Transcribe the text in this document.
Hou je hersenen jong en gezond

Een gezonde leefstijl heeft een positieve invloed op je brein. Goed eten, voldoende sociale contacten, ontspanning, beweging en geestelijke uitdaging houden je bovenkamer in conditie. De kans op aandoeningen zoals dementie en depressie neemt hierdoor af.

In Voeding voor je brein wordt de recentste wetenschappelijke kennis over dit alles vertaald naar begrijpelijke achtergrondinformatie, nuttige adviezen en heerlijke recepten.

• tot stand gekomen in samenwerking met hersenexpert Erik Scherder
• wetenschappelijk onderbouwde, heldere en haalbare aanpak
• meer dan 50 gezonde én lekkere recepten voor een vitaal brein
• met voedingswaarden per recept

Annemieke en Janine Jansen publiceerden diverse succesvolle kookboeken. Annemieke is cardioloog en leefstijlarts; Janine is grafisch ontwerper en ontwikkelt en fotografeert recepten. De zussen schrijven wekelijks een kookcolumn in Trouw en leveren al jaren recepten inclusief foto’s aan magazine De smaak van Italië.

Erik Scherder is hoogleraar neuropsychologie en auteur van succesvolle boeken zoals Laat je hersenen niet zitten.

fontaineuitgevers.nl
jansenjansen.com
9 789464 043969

PROBLEM TO SOLVE -
Transcribe each record exactly. Leave nothing out.

WRITTEN SOLUTION -
Transcribe the text in this document.
Hou je hersenen jong en gezond

Een gezonde leefstijl heeft een positieve invloed op je brein. Goed eten, voldoende sociale contacten, ontspanning, beweging en geestelijke uitdaging houden je bovenkamer in conditie. De kans op aandoeningen zoals dementie en depressie neemt hierdoor af.

In Voeding voor je brein wordt de recentste wetenschappelijke kennis over dit alles vertaald naar begrijpelijke achtergrondinformatie, nuttige adviezen en heerlijke recepten.

• tot stand gekomen in samenwerking met hersenexpert Erik Scherder
• wetenschappelijk onderbouwde, heldere en haalbare aanpak
• meer dan 50 gezonde én lekkere recepten voor een vitaal brein
• met voedingswaarden per recept

Annemieke en Janine Jansen publiceerden diverse succesvolle kookboeken. Annemieke is cardioloog en leefstijlarts; Janine is grafisch ontwerper en ontwikkelt en fotografeert recepten. De zussen schrijven wekelijks een kookcolumn in Trouw en leveren al jaren recepten inclusief foto’s aan magazine De smaak van Italië.

Erik Scherder is hoogleraar neuropsychologie en auteur van succesvolle boeken zoals Laat je hersenen niet zitten.

fontaineuitgevers.nl
jansenjansen.com
9 789464 043969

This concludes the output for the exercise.